===== DATA IN THIS EXERCISE =====

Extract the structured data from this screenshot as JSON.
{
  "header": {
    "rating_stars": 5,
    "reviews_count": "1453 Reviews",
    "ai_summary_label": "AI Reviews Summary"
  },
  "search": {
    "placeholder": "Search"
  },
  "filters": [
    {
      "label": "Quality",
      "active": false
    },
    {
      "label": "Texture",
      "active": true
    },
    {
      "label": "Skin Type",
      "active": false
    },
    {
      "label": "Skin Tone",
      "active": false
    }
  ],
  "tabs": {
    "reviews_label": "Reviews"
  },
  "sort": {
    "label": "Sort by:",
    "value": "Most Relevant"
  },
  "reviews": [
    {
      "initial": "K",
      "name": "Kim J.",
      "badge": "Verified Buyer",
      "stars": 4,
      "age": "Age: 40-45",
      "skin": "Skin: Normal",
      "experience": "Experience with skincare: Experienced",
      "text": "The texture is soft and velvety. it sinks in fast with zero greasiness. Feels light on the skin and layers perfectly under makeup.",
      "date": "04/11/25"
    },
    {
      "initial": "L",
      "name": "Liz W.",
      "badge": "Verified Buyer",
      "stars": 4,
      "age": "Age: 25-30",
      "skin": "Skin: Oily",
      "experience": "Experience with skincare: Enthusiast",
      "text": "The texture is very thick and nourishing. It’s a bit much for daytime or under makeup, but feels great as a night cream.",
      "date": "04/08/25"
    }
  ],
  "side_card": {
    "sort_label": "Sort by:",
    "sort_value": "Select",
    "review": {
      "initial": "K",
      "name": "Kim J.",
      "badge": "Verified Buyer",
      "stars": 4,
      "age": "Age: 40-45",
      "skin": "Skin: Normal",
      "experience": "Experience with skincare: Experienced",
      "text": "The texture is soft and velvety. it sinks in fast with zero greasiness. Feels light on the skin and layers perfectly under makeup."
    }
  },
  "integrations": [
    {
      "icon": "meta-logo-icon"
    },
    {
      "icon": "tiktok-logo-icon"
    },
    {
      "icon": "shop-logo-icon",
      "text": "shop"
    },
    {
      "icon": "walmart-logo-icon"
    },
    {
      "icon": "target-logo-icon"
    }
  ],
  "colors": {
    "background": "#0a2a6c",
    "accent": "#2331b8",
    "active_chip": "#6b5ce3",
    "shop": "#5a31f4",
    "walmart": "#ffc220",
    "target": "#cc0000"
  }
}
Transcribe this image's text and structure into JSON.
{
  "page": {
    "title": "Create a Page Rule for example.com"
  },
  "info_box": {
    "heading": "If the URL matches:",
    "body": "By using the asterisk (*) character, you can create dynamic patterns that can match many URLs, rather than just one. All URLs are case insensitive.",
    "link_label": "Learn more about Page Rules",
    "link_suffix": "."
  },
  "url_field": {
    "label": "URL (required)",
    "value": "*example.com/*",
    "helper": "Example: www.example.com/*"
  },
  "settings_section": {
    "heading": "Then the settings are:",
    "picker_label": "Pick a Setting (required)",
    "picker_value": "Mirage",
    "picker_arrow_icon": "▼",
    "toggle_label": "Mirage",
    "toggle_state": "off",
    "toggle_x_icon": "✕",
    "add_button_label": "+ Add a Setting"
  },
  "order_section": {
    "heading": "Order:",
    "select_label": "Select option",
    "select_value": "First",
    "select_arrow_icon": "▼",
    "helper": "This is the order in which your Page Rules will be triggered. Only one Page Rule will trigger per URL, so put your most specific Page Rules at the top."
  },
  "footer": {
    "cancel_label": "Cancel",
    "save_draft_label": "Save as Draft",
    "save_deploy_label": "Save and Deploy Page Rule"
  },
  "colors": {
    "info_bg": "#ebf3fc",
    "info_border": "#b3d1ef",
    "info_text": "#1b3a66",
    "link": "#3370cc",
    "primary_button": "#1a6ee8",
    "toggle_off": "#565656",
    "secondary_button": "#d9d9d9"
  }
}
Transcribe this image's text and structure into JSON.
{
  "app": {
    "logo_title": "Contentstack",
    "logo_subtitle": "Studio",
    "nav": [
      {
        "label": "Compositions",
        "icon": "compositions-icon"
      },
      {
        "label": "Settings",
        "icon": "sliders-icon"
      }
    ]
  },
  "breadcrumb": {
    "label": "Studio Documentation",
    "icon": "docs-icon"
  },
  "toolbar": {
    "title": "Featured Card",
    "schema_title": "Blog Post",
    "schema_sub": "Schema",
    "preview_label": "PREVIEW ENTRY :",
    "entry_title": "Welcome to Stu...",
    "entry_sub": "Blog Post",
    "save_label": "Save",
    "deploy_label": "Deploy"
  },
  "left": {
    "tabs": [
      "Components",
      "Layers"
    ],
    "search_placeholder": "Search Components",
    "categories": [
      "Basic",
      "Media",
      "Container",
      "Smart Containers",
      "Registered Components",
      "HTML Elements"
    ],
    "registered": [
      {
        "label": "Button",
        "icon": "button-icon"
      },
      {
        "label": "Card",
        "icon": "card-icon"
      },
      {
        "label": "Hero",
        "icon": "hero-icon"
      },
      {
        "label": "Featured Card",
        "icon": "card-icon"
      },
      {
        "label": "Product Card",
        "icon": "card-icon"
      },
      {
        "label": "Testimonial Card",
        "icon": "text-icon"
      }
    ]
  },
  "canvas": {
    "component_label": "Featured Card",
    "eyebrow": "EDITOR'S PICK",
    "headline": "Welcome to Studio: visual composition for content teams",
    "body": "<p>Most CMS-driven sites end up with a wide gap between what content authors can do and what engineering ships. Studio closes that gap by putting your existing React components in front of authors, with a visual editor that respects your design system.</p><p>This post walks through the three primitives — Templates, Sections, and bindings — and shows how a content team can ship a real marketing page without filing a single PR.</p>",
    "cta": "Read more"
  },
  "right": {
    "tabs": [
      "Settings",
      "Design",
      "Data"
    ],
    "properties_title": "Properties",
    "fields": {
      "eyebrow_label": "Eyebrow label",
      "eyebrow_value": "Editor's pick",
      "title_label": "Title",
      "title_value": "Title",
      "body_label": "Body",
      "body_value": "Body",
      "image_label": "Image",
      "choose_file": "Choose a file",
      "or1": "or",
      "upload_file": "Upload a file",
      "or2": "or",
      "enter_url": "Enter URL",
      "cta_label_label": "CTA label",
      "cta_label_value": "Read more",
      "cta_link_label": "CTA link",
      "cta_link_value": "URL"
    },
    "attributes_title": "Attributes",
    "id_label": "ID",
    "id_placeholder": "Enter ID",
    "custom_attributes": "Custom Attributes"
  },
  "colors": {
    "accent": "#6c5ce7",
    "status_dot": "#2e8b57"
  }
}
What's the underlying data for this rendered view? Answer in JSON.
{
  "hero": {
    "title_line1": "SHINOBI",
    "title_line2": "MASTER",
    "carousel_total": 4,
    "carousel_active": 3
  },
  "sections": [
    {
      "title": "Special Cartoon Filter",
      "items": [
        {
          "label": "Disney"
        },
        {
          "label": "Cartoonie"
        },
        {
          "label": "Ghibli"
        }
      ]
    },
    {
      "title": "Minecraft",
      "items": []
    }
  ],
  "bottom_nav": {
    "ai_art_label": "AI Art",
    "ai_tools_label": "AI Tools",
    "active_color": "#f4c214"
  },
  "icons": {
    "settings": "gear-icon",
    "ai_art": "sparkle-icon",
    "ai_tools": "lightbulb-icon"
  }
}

=====

## [INSTRUCTIONS TO FOLLOW]
Return all of the data exactly as it reads.

## [ANSWER FOR THIS EXERCISE]
Extract the structured data from this screenshot as JSON.
{
  "header": {
    "rating_stars": 5,
    "reviews_count": "1453 Reviews",
    "ai_summary_label": "AI Reviews Summary"
  },
  "search": {
    "placeholder": "Search"
  },
  "filters": [
    {
      "label": "Quality",
      "active": false
    },
    {
      "label": "Texture",
      "active": true
    },
    {
      "label": "Skin Type",
      "active": false
    },
    {
      "label": "Skin Tone",
      "active": false
    }
  ],
  "tabs": {
    "reviews_label": "Reviews"
  },
  "sort": {
    "label": "Sort by:",
    "value": "Most Relevant"
  },
  "reviews": [
    {
      "initial": "K",
      "name": "Kim J.",
      "badge": "Verified Buyer",
      "stars": 4,
      "age": "Age: 40-45",
      "skin": "Skin: Normal",
      "experience": "Experience with skincare: Experienced",
      "text": "The texture is soft and velvety. it sinks in fast with zero greasiness. Feels light on the skin and layers perfectly under makeup.",
      "date": "04/11/25"
    },
    {
      "initial": "L",
      "name": "Liz W.",
      "badge": "Verified Buyer",
      "stars": 4,
      "age": "Age: 25-30",
      "skin": "Skin: Oily",
      "experience": "Experience with skincare: Enthusiast",
      "text": "The texture is very thick and nourishing. It’s a bit much for daytime or under makeup, but feels great as a night cream.",
      "date": "04/08/25"
    }
  ],
  "side_card": {
    "sort_label": "Sort by:",
    "sort_value": "Select",
    "review": {
      "initial": "K",
      "name": "Kim J.",
      "badge": "Verified Buyer",
      "stars": 4,
      "age": "Age: 40-45",
      "skin": "Skin: Normal",
      "experience": "Experience with skincare: Experienced",
      "text": "The texture is soft and velvety. it sinks in fast with zero greasiness. Feels light on the skin and layers perfectly under makeup."
    }
  },
  "integrations": [
    {
      "icon": "meta-logo-icon"
    },
    {
      "icon": "tiktok-logo-icon"
    },
    {
      "icon": "shop-logo-icon",
      "text": "shop"
    },
    {
      "icon": "walmart-logo-icon"
    },
    {
      "icon": "target-logo-icon"
    }
  ],
  "colors": {
    "background": "#0a2a6c",
    "accent": "#2331b8",
    "active_chip": "#6b5ce3",
    "shop": "#5a31f4",
    "walmart": "#ffc220",
    "target": "#cc0000"
  }
}
Transcribe this image's text and structure into JSON.
{
  "page": {
    "title": "Create a Page Rule for example.com"
  },
  "info_box": {
    "heading": "If the URL matches:",
    "body": "By using the asterisk (*) character, you can create dynamic patterns that can match many URLs, rather than just one. All URLs are case insensitive.",
    "link_label": "Learn more about Page Rules",
    "link_suffix": "."
  },
  "url_field": {
    "label": "URL (required)",
    "value": "*example.com/*",
    "helper": "Example: www.example.com/*"
  },
  "settings_section": {
    "heading": "Then the settings are:",
    "picker_label": "Pick a Setting (required)",
    "picker_value": "Mirage",
    "picker_arrow_icon": "▼",
    "toggle_label": "Mirage",
    "toggle_state": "off",
    "toggle_x_icon": "✕",
    "add_button_label": "+ Add a Setting"
  },
  "order_section": {
    "heading": "Order:",
    "select_label": "Select option",
    "select_value": "First",
    "select_arrow_icon": "▼",
    "helper": "This is the order in which your Page Rules will be triggered. Only one Page Rule will trigger per URL, so put your most specific Page Rules at the top."
  },
  "footer": {
    "cancel_label": "Cancel",
    "save_draft_label": "Save as Draft",
    "save_deploy_label": "Save and Deploy Page Rule"
  },
  "colors": {
    "info_bg": "#ebf3fc",
    "info_border": "#b3d1ef",
    "info_text": "#1b3a66",
    "link": "#3370cc",
    "primary_button": "#1a6ee8",
    "toggle_off": "#565656",
    "secondary_button": "#d9d9d9"
  }
}
Transcribe this image's text and structure into JSON.
{
  "app": {
    "logo_title": "Contentstack",
    "logo_subtitle": "Studio",
    "nav": [
      {
        "label": "Compositions",
        "icon": "compositions-icon"
      },
      {
        "label": "Settings",
        "icon": "sliders-icon"
      }
    ]
  },
  "breadcrumb": {
    "label": "Studio Documentation",
    "icon": "docs-icon"
  },
  "toolbar": {
    "title": "Featured Card",
    "schema_title": "Blog Post",
    "schema_sub": "Schema",
    "preview_label": "PREVIEW ENTRY :",
    "entry_title": "Welcome to Stu...",
    "entry_sub": "Blog Post",
    "save_label": "Save",
    "deploy_label": "Deploy"
  },
  "left": {
    "tabs": [
      "Components",
      "Layers"
    ],
    "search_placeholder": "Search Components",
    "categories": [
      "Basic",
      "Media",
      "Container",
      "Smart Containers",
      "Registered Components",
      "HTML Elements"
    ],
    "registered": [
      {
        "label": "Button",
        "icon": "button-icon"
      },
      {
        "label": "Card",
        "icon": "card-icon"
      },
      {
        "label": "Hero",
        "icon": "hero-icon"
      },
      {
        "label": "Featured Card",
        "icon": "card-icon"
      },
      {
        "label": "Product Card",
        "icon": "card-icon"
      },
      {
        "label": "Testimonial Card",
        "icon": "text-icon"
      }
    ]
  },
  "canvas": {
    "component_label": "Featured Card",
    "eyebrow": "EDITOR'S PICK",
    "headline": "Welcome to Studio: visual composition for content teams",
    "body": "<p>Most CMS-driven sites end up with a wide gap between what content authors can do and what engineering ships. Studio closes that gap by putting your existing React components in front of authors, with a visual editor that respects your design system.</p><p>This post walks through the three primitives — Templates, Sections, and bindings — and shows how a content team can ship a real marketing page without filing a single PR.</p>",
    "cta": "Read more"
  },
  "right": {
    "tabs": [
      "Settings",
      "Design",
      "Data"
    ],
    "properties_title": "Properties",
    "fields": {
      "eyebrow_label": "Eyebrow label",
      "eyebrow_value": "Editor's pick",
      "title_label": "Title",
      "title_value": "Title",
      "body_label": "Body",
      "body_value": "Body",
      "image_label": "Image",
      "choose_file": "Choose a file",
      "or1": "or",
      "upload_file": "Upload a file",
      "or2": "or",
      "enter_url": "Enter URL",
      "cta_label_label": "CTA label",
      "cta_label_value": "Read more",
      "cta_link_label": "CTA link",
      "cta_link_value": "URL"
    },
    "attributes_title": "Attributes",
    "id_label": "ID",
    "id_placeholder": "Enter ID",
    "custom_attributes": "Custom Attributes"
  },
  "colors": {
    "accent": "#6c5ce7",
    "status_dot": "#2e8b57"
  }
}
What's the underlying data for this rendered view? Answer in JSON.
{
  "hero": {
    "title_line1": "SHINOBI",
    "title_line2": "MASTER",
    "carousel_total": 4,
    "carousel_active": 3
  },
  "sections": [
    {
      "title": "Special Cartoon Filter",
      "items": [
        {
          "label": "Disney"
        },
        {
          "label": "Cartoonie"
        },
        {
          "label": "Ghibli"
        }
      ]
    },
    {
      "title": "Minecraft",
      "items": []
    }
  ],
  "bottom_nav": {
    "ai_art_label": "AI Art",
    "ai_tools_label": "AI Tools",
    "active_color": "#f4c214"
  },
  "icons": {
    "settings": "gear-icon",
    "ai_art": "sparkle-icon",
    "ai_tools": "lightbulb-icon"
  }
}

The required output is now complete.